* **What is required**
In the entries below, how many lines hold the string "الهدف"? Give only the number.

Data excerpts
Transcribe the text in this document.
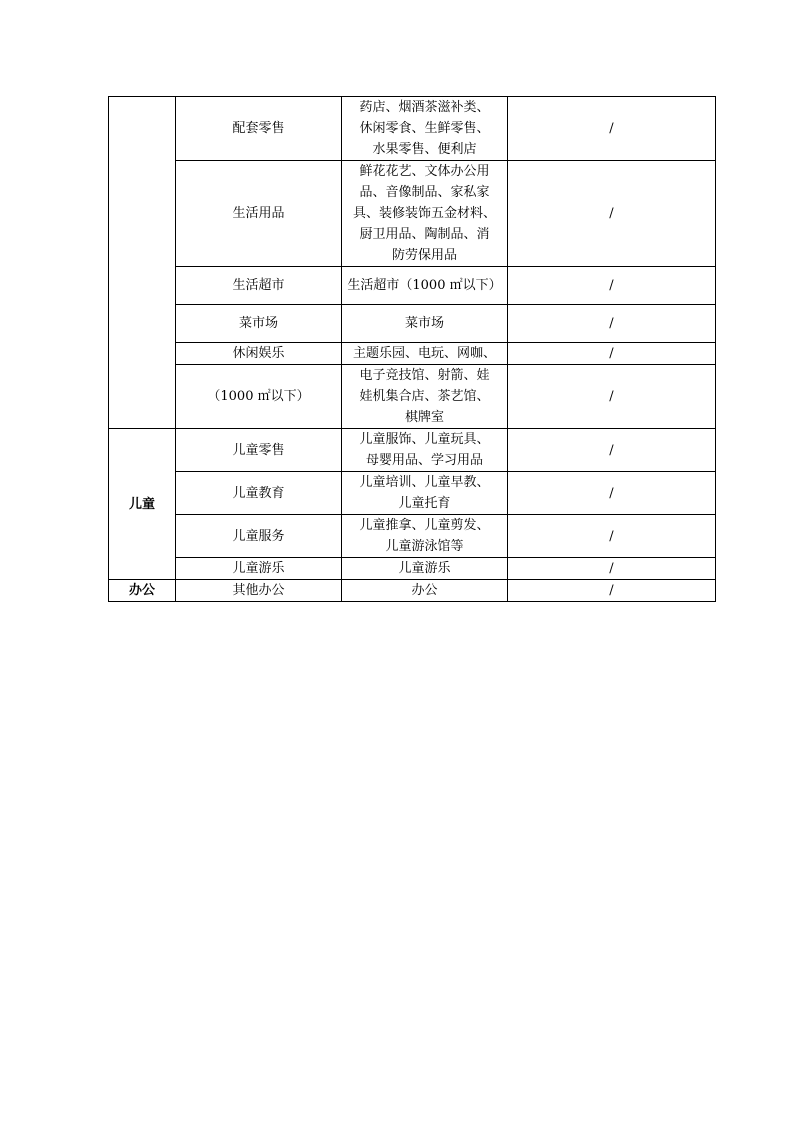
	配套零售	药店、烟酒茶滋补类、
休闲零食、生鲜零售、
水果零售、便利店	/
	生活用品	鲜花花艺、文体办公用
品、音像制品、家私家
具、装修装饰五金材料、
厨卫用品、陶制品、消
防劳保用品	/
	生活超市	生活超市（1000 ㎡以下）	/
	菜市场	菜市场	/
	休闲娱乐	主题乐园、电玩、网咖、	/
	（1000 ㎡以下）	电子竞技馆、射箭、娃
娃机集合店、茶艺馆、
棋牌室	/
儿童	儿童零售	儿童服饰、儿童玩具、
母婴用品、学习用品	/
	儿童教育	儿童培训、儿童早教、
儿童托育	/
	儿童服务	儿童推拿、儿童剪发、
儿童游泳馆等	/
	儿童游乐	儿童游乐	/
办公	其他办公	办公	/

==

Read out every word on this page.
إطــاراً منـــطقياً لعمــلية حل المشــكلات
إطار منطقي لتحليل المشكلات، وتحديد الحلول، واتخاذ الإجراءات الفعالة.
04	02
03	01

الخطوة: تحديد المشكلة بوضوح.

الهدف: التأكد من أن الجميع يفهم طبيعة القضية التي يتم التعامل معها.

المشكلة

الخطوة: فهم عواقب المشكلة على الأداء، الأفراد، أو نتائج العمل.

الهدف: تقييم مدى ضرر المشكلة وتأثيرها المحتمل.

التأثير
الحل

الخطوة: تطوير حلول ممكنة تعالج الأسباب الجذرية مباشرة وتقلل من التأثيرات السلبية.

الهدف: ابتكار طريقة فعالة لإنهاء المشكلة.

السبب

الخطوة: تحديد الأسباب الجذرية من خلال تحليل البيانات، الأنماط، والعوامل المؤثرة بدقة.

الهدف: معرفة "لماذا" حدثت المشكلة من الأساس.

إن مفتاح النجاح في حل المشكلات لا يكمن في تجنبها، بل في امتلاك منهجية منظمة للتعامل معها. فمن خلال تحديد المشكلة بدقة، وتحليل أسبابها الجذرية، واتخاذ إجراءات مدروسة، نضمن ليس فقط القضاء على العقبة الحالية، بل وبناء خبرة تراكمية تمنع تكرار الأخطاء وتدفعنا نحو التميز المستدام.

* **Worked solution**
4